▶
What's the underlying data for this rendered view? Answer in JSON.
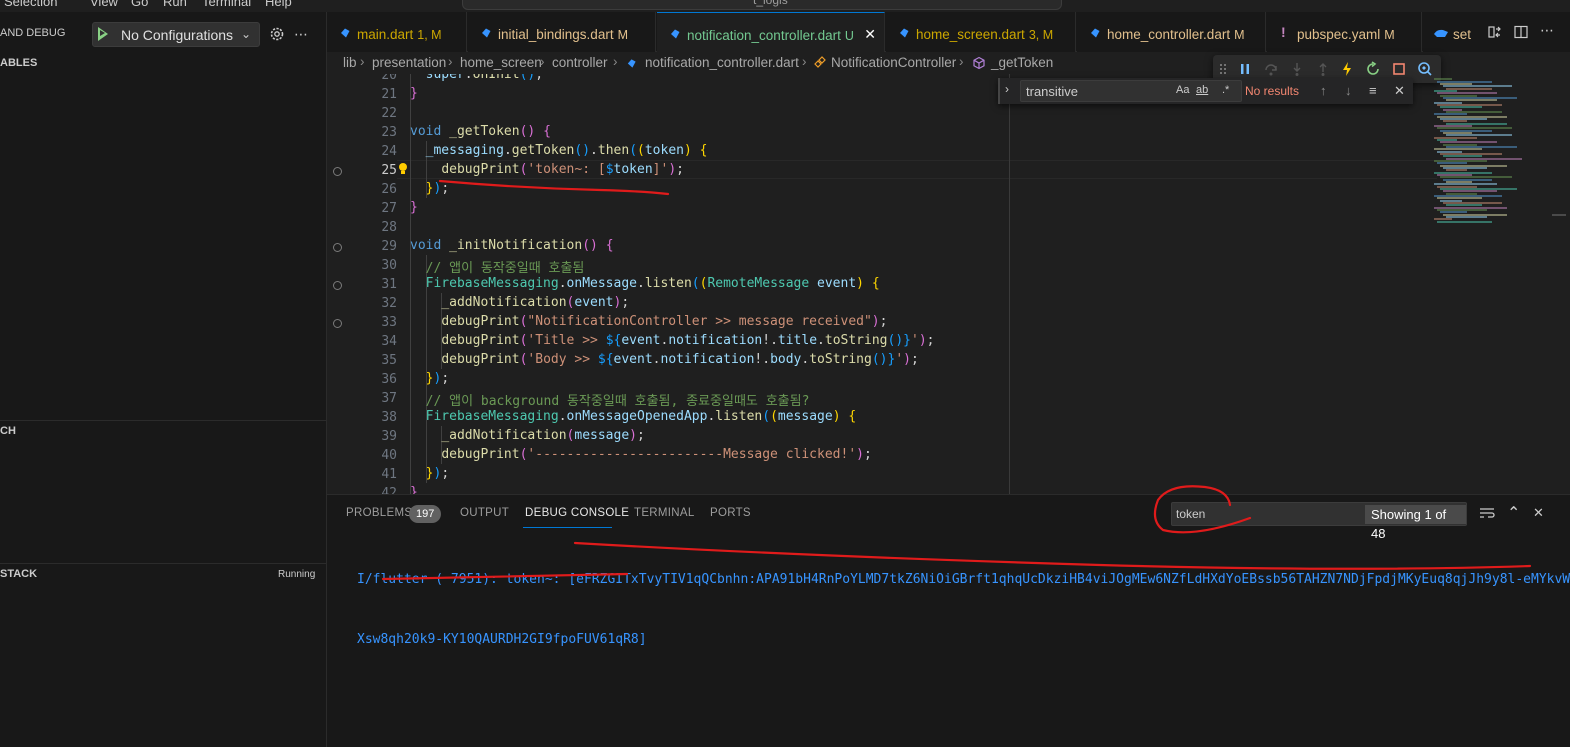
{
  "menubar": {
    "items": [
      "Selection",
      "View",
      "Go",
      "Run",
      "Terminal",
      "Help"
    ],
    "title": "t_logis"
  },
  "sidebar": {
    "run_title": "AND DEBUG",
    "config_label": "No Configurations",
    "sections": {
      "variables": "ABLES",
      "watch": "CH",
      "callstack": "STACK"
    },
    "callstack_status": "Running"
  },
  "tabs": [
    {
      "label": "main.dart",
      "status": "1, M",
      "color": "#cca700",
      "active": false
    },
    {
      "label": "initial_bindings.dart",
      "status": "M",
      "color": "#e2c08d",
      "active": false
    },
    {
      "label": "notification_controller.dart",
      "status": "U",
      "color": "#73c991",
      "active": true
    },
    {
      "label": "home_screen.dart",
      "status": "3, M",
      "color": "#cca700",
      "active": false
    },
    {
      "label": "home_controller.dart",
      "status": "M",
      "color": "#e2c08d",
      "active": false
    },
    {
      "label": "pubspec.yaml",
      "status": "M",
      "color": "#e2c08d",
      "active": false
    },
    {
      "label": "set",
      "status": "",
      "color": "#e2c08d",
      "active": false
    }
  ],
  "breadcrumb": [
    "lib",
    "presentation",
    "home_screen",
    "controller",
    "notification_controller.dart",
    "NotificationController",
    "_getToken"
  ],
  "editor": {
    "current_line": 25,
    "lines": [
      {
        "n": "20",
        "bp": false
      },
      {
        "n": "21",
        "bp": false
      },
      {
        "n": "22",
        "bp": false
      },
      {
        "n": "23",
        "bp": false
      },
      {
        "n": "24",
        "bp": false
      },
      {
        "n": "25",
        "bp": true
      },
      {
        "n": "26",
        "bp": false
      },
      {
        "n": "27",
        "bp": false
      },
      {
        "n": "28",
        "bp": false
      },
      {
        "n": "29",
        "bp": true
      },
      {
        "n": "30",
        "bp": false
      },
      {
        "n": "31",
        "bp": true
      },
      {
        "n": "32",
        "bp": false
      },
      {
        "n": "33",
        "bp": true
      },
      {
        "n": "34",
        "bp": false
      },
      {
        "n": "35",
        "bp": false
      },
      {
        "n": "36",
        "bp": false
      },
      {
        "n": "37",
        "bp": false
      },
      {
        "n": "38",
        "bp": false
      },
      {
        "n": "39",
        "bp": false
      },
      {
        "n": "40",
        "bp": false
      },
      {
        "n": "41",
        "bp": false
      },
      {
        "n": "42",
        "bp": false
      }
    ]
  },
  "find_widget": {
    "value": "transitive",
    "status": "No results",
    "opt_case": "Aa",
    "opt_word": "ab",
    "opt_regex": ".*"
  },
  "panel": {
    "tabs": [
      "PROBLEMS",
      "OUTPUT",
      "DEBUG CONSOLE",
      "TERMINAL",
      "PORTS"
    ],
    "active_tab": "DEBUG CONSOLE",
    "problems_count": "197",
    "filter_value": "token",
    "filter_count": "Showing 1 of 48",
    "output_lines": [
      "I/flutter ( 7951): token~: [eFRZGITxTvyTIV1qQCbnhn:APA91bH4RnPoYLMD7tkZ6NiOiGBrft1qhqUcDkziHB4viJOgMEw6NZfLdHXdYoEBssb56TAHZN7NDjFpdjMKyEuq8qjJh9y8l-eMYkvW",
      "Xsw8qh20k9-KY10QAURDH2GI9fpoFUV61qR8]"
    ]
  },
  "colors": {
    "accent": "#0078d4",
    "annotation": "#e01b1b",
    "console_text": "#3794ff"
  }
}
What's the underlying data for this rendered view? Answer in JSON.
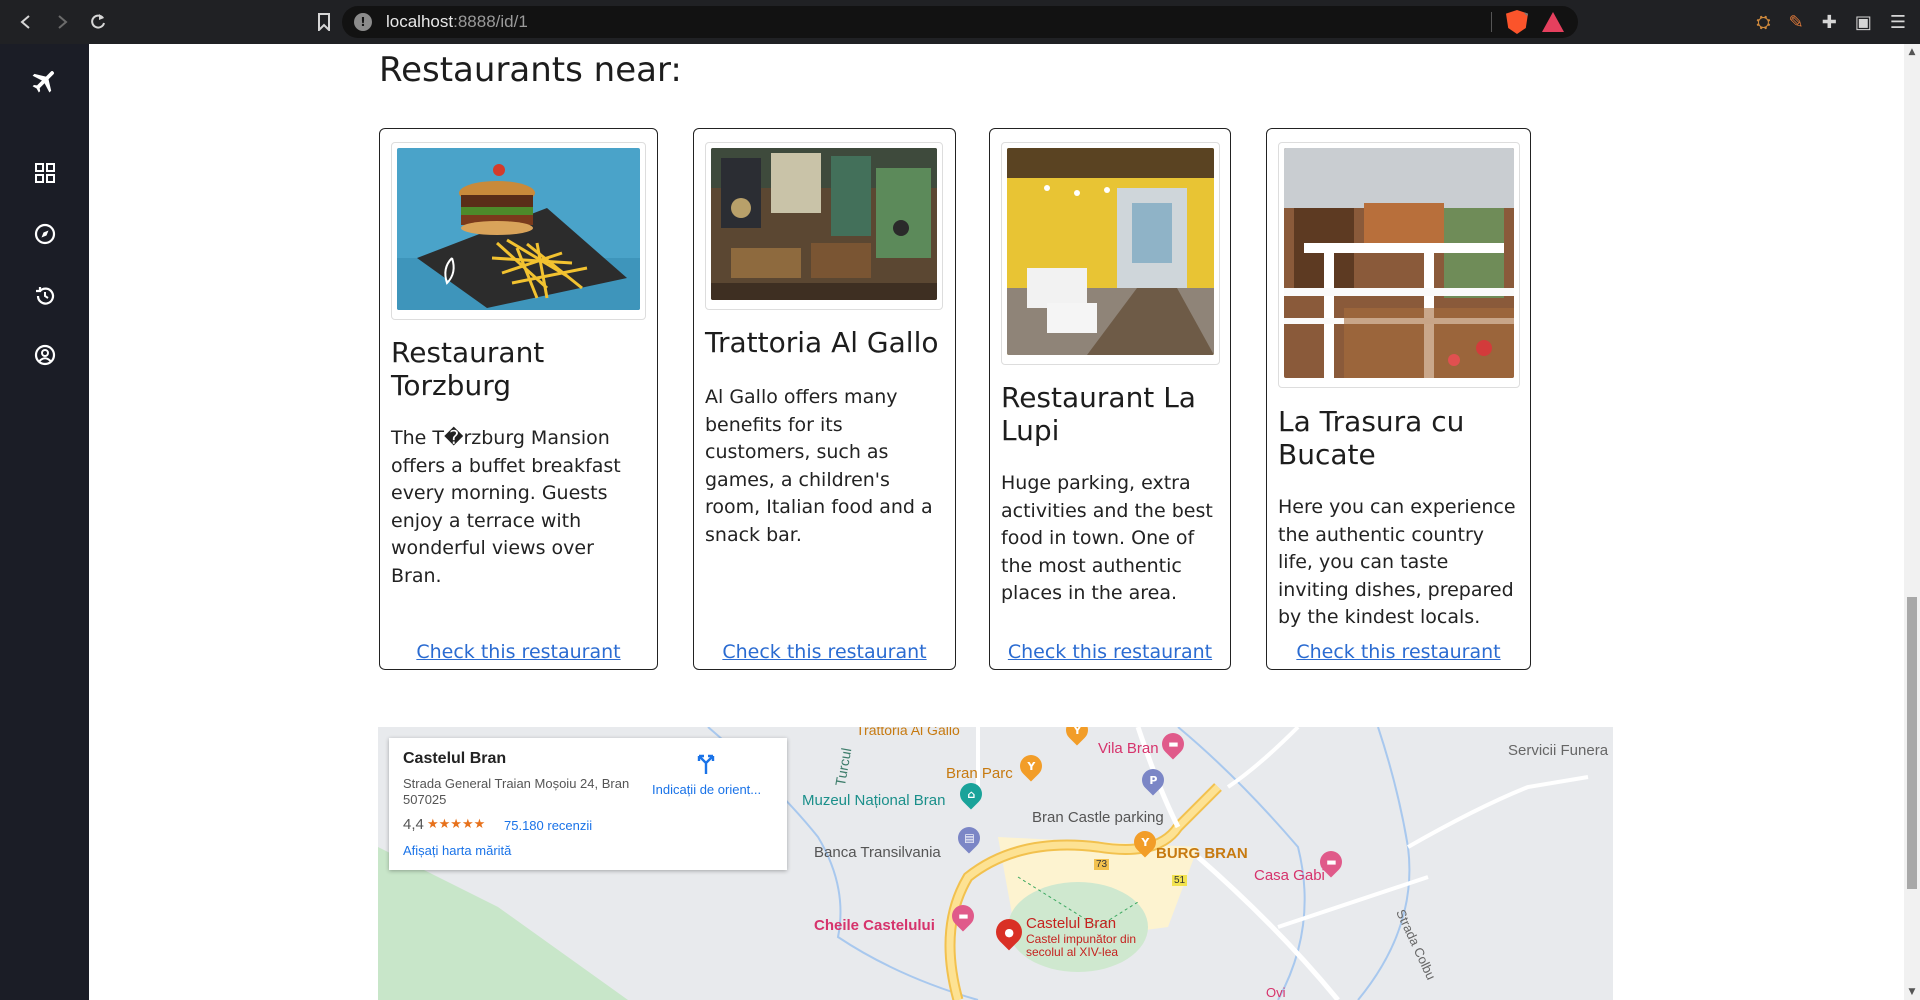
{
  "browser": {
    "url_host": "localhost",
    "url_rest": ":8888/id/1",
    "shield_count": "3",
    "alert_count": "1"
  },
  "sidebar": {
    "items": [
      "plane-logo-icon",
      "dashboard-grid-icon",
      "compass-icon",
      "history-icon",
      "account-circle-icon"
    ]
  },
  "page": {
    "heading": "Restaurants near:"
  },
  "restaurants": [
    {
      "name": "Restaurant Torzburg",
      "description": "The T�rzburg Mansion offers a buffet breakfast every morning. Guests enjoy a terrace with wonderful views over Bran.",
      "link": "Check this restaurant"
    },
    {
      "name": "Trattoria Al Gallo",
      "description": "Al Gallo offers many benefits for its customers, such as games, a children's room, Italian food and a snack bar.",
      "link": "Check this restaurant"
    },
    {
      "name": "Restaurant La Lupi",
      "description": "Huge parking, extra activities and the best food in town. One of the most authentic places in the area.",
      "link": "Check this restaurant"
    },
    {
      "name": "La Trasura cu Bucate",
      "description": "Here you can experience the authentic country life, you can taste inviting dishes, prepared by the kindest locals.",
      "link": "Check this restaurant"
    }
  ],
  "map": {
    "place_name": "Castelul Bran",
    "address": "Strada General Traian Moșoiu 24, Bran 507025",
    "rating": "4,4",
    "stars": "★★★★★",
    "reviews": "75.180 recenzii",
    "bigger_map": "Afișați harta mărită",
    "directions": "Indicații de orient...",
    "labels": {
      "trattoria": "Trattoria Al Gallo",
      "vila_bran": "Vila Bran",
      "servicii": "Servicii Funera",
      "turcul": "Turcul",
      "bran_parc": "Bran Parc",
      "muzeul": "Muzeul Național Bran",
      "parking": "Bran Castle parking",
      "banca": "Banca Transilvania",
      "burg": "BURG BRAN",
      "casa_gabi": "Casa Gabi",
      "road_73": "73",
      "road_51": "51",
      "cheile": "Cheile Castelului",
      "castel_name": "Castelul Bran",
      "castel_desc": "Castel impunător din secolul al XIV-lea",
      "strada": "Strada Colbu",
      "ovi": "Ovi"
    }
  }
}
◀
§ **Task details**
Copy and report every line where the word "offers" is present.

§ **Answer to this problem**
      "description": "The T�rzburg Mansion offers a buffet breakfast every morning. Guests enjoy a terrace with wonderful views over Bran.",
      "description": "Al Gallo offers many benefits for its customers, such as games, a children's room, Italian food and a snack bar.",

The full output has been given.